Aim: Using the records that follow, copy every line containing the word "Cebula".

__________

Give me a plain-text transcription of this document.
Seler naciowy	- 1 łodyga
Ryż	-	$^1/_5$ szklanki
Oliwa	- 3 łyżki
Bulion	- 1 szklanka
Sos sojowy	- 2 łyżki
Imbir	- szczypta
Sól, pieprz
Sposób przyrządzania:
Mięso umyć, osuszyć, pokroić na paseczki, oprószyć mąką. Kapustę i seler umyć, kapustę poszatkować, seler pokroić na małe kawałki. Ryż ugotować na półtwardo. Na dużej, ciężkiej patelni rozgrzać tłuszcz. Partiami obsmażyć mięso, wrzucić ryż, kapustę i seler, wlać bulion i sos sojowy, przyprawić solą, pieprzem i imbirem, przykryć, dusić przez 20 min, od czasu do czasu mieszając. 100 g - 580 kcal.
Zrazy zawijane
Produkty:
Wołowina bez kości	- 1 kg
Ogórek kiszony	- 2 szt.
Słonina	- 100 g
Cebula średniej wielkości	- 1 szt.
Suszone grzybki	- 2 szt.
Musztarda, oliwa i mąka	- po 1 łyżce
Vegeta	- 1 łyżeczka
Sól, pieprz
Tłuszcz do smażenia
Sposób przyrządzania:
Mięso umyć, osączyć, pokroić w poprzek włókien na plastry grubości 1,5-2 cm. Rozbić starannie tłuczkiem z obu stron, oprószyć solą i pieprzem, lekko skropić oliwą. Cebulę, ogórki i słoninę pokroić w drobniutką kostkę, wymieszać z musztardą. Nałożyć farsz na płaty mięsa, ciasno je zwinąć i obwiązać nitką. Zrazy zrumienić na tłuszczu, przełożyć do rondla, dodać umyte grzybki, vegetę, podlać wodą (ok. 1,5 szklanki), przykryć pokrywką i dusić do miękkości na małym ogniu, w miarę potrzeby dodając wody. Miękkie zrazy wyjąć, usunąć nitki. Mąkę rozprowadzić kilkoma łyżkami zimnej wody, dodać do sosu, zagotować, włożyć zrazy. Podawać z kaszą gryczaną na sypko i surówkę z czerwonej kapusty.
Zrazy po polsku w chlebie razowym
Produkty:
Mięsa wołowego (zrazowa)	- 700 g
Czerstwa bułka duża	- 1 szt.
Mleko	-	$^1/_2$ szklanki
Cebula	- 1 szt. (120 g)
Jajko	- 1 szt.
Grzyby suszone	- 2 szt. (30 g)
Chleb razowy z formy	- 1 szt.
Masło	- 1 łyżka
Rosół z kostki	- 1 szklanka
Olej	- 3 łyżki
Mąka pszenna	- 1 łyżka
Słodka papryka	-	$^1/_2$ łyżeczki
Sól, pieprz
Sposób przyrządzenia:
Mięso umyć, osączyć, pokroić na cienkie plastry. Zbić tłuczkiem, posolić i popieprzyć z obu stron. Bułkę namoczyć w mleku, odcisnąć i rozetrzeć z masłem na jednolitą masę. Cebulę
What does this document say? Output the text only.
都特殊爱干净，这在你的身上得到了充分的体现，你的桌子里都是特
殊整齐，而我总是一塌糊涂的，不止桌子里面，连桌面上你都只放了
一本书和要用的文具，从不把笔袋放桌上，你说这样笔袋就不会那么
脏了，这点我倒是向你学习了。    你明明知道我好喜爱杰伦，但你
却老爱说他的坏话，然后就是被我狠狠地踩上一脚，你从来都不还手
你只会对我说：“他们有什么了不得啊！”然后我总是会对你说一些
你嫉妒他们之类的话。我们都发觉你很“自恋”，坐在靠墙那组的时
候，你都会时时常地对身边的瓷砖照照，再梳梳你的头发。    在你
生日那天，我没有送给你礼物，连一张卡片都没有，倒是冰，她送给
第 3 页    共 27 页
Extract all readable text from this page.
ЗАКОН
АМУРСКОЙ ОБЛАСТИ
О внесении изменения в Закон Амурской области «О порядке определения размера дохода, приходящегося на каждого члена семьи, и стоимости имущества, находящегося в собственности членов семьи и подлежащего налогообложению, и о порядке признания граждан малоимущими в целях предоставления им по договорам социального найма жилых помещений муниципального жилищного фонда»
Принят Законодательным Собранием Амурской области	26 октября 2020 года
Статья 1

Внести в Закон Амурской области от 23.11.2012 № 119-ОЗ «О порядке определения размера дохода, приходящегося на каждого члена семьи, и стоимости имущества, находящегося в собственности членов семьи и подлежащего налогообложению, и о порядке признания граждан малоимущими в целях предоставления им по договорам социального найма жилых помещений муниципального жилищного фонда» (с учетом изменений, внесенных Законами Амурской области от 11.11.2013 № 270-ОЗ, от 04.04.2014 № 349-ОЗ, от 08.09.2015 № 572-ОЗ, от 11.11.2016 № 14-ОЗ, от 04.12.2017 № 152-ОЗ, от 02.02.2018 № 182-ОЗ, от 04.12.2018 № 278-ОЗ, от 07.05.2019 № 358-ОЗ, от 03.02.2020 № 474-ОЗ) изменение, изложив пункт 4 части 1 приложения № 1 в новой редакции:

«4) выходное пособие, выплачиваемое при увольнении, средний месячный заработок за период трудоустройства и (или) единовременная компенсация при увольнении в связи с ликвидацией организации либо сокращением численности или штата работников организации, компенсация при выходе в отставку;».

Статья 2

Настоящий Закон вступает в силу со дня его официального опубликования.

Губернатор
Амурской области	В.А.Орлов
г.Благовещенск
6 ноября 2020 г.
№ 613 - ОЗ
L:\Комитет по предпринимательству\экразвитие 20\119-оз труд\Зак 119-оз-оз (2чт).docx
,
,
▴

__________

Written answer:
Cebula średniej wielkości	- 1 szt.
Cebula	- 1 szt. (120 g)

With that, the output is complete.